Short problem:
Examine each line of the data. Copy those that contain the string "meter".

Supplied information:

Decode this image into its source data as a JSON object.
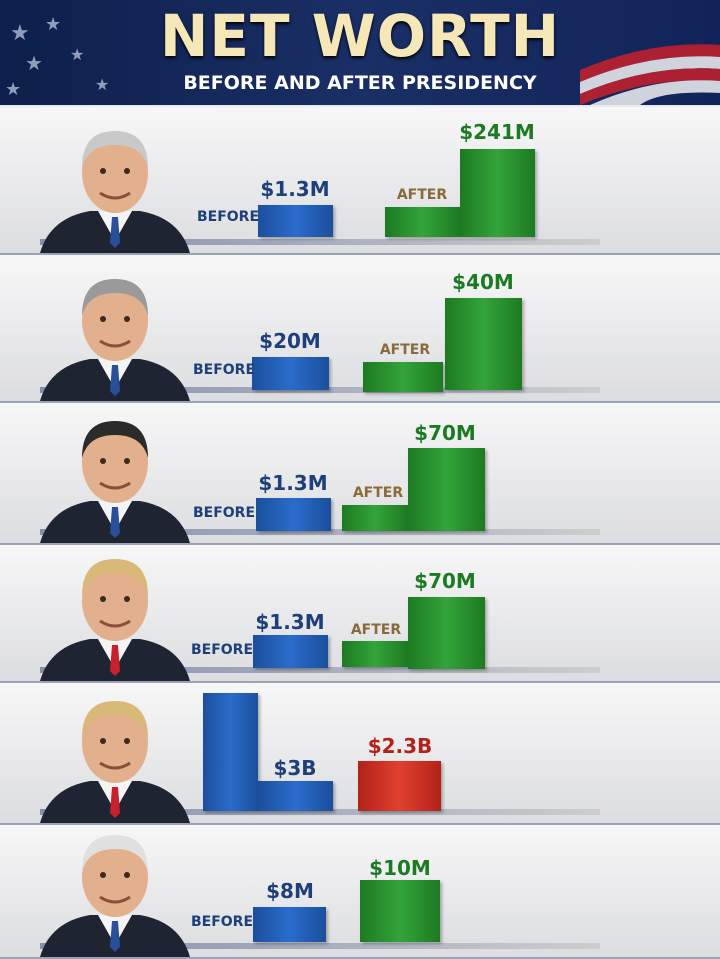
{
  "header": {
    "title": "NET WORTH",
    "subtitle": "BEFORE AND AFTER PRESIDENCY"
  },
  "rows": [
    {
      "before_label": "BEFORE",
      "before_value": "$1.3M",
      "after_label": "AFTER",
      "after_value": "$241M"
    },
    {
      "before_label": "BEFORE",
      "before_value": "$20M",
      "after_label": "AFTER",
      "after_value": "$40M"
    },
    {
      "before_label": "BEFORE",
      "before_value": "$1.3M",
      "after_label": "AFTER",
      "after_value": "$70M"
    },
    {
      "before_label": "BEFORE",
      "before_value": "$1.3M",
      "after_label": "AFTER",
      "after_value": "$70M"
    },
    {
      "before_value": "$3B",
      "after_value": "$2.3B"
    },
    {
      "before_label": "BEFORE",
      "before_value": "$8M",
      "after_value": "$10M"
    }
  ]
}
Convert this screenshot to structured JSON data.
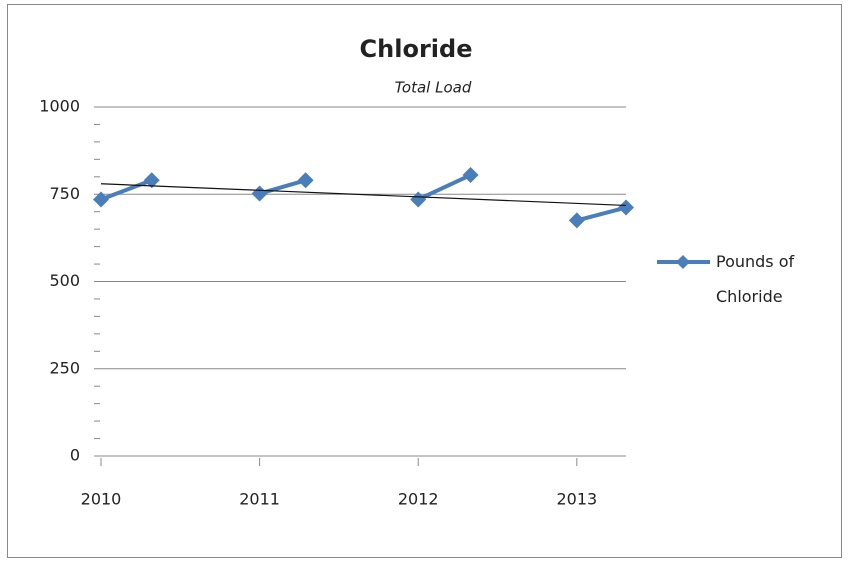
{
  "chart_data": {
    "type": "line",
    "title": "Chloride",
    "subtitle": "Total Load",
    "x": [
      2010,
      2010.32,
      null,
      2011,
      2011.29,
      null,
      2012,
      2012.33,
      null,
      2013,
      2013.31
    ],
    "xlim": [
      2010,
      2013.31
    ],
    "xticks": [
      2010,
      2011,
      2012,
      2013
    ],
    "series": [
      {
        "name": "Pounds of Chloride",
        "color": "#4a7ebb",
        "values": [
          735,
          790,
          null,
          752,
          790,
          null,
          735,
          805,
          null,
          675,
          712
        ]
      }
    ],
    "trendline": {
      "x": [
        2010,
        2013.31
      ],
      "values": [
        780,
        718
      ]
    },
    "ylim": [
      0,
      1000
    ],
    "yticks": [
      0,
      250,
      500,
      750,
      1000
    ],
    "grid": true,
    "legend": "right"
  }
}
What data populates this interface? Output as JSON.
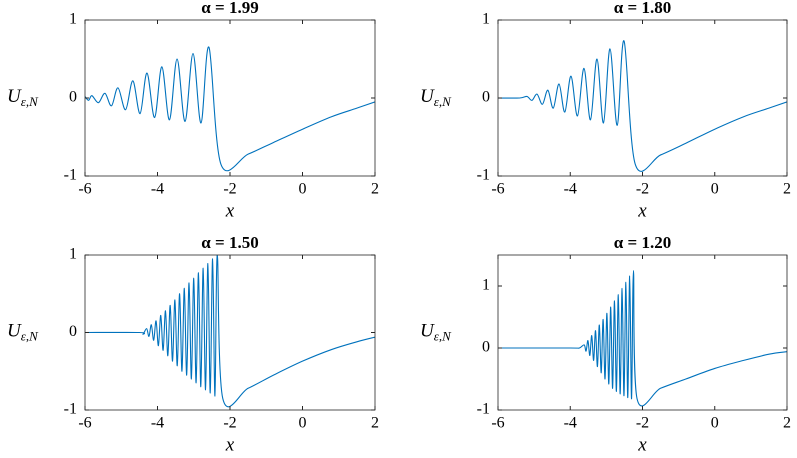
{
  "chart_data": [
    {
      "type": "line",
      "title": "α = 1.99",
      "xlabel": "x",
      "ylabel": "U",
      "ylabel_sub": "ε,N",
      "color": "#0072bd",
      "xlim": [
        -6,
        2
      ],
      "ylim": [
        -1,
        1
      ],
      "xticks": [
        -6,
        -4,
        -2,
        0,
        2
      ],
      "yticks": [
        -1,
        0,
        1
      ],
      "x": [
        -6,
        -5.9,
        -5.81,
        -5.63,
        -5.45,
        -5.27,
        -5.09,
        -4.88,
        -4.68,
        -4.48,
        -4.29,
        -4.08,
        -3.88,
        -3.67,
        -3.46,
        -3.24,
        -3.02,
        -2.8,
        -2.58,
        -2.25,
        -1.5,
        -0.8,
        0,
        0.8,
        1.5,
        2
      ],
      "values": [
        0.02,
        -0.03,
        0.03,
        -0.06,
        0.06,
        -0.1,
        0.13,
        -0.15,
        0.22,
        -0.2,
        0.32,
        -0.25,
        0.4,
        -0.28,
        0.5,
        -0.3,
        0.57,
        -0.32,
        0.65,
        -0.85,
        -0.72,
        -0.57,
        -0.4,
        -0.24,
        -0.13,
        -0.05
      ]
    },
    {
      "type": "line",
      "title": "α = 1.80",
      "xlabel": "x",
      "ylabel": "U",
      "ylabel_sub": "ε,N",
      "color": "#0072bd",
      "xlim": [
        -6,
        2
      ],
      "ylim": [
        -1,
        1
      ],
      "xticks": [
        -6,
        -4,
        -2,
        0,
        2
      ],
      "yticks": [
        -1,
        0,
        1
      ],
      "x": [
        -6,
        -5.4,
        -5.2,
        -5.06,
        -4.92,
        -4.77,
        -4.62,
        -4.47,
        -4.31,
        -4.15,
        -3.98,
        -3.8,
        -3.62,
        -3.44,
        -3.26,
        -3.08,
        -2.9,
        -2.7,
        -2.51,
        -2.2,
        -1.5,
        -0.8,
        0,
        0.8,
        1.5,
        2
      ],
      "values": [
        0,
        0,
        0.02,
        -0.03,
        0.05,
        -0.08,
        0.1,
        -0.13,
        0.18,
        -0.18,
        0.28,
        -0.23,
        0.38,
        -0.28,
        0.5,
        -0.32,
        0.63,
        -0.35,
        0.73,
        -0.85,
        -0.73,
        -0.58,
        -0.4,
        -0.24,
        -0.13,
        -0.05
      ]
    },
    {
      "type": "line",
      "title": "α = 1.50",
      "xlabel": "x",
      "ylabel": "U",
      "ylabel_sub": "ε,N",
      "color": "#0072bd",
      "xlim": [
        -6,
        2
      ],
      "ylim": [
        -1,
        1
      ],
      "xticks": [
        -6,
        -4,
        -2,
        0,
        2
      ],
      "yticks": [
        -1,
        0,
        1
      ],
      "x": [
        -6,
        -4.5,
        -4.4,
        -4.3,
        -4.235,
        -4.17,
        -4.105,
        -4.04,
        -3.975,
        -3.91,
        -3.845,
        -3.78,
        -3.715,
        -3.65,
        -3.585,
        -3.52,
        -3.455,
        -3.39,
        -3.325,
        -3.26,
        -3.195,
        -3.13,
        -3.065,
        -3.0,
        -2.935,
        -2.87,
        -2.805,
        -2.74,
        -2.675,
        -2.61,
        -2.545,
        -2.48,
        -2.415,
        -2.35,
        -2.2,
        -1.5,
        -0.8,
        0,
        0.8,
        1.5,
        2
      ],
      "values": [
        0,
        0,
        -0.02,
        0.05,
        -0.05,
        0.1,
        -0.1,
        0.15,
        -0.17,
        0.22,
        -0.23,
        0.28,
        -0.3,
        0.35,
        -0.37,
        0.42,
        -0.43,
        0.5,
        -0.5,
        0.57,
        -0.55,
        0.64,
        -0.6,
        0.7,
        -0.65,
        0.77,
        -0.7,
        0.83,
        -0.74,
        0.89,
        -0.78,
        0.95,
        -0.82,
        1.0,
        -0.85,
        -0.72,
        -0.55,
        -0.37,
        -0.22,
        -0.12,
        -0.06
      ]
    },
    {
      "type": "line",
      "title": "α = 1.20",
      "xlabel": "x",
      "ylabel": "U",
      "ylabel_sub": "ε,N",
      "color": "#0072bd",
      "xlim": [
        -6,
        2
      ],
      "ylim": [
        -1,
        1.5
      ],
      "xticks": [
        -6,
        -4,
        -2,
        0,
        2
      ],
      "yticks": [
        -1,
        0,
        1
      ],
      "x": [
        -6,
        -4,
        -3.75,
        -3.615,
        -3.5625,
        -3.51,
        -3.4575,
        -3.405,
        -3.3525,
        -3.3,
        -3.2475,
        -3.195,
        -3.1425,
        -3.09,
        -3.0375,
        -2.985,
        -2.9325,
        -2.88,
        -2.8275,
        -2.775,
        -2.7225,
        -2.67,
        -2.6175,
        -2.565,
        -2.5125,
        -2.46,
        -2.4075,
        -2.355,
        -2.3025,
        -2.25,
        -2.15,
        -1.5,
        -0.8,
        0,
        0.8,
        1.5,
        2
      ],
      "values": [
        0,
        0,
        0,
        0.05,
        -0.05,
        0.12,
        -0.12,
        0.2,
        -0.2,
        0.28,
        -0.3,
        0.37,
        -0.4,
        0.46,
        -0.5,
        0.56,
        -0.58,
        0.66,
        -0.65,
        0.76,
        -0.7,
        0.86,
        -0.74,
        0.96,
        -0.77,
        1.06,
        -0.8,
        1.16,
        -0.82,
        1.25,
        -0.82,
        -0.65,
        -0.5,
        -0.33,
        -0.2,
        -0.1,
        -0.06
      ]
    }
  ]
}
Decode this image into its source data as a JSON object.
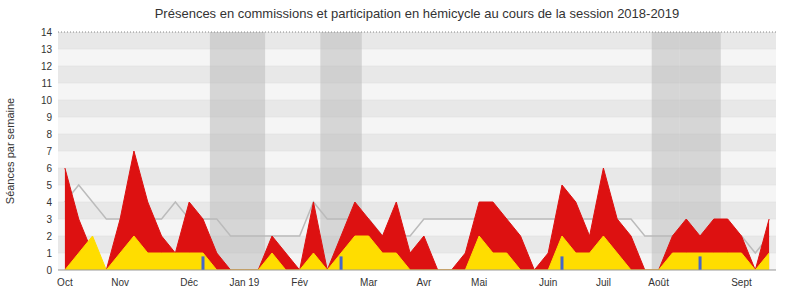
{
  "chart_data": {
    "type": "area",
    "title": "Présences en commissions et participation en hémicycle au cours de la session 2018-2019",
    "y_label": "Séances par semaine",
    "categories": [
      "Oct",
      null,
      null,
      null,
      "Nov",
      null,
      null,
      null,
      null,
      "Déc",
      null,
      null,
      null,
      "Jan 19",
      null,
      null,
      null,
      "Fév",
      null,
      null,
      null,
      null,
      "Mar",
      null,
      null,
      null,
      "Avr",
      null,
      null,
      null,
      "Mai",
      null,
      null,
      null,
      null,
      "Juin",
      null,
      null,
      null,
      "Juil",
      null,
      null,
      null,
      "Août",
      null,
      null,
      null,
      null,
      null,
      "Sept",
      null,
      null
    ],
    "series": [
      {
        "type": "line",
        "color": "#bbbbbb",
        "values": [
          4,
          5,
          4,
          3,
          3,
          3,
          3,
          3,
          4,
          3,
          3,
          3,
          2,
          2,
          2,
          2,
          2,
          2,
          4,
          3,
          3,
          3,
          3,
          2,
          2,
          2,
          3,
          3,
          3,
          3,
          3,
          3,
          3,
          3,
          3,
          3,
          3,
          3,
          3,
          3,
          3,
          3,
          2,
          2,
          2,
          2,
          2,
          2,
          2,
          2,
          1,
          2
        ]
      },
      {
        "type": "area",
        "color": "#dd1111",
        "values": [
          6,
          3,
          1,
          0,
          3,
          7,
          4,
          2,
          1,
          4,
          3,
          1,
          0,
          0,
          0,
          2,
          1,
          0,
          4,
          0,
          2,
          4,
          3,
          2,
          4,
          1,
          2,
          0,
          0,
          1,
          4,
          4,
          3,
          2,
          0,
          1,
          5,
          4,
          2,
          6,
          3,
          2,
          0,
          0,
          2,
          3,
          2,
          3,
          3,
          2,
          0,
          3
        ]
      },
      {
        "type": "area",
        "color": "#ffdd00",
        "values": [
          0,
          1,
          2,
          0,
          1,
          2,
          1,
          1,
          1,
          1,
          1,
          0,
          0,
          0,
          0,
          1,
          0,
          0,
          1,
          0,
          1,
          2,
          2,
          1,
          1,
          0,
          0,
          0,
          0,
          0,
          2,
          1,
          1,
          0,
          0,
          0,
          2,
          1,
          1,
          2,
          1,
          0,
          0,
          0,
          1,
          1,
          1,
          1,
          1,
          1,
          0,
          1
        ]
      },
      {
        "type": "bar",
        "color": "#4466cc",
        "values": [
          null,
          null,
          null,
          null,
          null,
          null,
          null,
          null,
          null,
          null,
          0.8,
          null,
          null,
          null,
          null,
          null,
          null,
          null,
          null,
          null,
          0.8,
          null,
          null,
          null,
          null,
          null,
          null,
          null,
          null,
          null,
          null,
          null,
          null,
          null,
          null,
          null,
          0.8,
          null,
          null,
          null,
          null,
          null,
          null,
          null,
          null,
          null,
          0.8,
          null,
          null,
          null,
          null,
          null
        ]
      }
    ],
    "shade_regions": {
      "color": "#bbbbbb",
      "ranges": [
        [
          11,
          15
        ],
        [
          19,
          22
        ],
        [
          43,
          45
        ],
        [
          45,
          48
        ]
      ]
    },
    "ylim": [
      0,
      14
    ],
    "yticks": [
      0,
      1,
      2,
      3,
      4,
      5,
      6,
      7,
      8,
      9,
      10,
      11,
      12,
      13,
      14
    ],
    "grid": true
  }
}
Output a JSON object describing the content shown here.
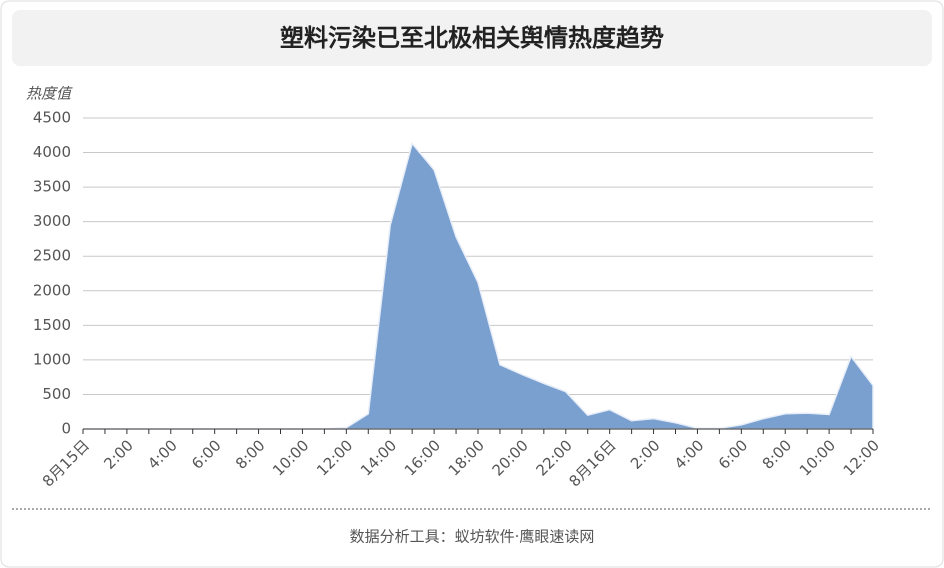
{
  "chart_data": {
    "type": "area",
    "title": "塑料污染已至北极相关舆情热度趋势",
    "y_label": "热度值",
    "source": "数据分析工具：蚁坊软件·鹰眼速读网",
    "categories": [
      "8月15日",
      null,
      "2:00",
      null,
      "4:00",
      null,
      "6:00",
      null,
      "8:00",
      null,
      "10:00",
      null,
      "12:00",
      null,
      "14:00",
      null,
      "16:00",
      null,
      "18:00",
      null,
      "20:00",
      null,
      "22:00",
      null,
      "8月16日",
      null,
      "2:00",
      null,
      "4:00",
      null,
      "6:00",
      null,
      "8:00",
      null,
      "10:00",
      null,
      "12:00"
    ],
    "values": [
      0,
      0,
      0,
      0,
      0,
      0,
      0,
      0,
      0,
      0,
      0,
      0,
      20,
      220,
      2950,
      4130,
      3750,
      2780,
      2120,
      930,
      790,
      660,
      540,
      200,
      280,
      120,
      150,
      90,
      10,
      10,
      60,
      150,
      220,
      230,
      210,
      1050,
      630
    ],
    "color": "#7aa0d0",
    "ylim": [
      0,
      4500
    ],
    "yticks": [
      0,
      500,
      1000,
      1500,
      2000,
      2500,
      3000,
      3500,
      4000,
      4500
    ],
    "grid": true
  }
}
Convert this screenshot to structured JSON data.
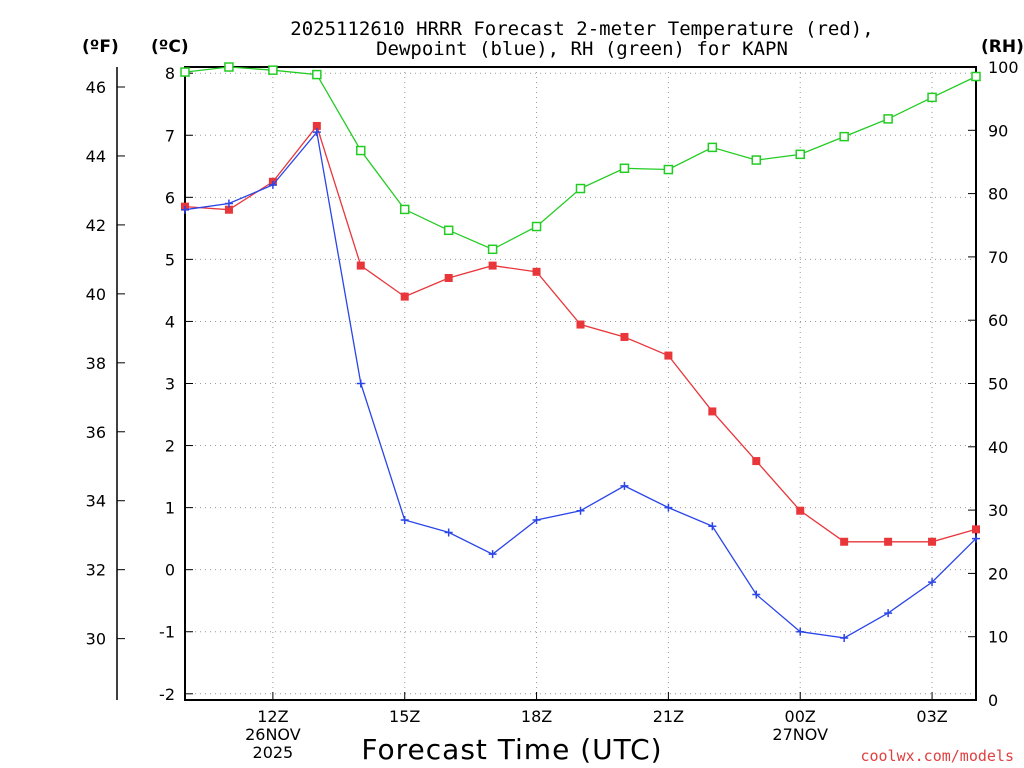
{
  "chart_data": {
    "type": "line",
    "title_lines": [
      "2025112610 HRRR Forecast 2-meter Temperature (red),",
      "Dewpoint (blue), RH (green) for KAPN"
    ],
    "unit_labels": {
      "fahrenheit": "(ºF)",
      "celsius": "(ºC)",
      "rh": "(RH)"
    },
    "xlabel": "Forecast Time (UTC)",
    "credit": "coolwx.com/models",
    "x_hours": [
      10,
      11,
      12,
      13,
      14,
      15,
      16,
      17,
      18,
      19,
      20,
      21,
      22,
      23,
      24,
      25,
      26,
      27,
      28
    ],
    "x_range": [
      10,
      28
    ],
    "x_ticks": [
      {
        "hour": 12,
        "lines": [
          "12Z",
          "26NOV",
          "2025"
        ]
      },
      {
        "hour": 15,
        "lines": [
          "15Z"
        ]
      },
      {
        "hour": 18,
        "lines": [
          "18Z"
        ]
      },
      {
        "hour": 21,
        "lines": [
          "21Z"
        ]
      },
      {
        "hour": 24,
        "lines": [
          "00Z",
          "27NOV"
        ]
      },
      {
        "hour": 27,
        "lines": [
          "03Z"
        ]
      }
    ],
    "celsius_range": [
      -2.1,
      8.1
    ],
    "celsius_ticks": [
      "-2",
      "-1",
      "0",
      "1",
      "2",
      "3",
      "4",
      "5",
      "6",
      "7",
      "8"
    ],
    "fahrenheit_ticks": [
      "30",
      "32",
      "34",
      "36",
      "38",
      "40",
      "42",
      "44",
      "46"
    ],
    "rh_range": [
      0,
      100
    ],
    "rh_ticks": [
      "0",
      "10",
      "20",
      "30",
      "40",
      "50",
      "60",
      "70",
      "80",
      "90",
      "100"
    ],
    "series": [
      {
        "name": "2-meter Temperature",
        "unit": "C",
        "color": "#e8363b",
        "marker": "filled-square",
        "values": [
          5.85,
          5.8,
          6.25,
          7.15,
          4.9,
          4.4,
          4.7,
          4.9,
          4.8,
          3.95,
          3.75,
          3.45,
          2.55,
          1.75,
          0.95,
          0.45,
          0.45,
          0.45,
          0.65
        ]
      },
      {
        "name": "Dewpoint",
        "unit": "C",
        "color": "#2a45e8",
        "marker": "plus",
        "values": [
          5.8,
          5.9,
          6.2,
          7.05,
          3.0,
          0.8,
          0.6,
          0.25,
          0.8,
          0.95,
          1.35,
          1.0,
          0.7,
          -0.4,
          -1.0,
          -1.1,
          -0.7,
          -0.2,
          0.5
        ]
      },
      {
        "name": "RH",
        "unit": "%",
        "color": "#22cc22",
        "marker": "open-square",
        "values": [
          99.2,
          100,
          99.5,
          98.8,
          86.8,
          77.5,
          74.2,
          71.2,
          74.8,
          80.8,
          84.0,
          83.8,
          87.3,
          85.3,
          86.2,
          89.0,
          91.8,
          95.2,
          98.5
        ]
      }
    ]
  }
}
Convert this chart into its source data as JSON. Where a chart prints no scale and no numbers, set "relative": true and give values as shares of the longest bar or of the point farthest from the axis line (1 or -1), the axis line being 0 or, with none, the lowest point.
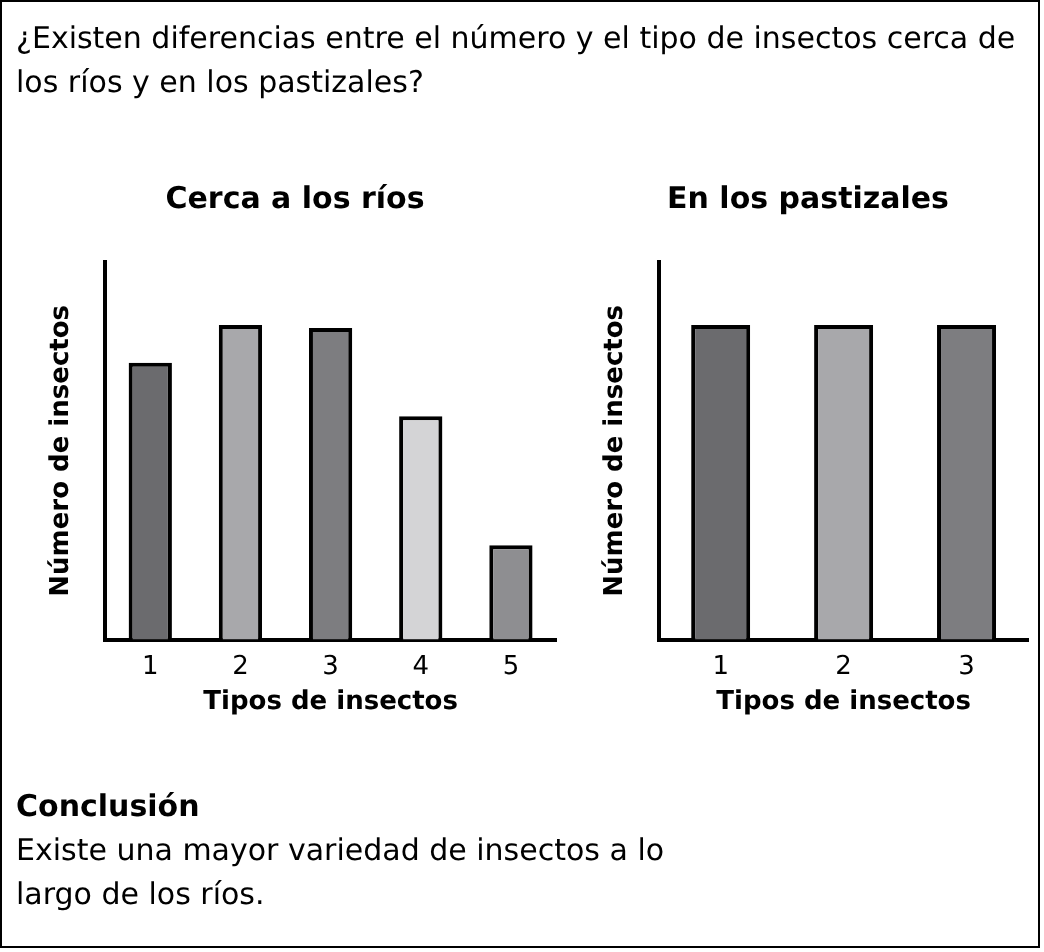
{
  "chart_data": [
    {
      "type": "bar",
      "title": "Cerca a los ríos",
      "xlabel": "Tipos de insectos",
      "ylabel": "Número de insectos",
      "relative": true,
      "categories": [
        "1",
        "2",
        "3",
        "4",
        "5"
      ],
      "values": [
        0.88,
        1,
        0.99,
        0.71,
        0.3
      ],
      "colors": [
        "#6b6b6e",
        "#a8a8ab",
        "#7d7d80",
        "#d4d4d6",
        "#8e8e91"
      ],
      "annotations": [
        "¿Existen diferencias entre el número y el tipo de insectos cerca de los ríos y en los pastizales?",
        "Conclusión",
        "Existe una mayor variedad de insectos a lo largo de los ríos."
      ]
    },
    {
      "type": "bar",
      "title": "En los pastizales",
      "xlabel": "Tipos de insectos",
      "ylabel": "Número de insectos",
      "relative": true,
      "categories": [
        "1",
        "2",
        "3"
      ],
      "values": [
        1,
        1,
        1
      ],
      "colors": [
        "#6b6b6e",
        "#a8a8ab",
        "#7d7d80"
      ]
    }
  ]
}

Worked solution:
      "2025112610 HRRR Forecast 2-meter Temperature (red),",
        "name": "2-meter Temperature",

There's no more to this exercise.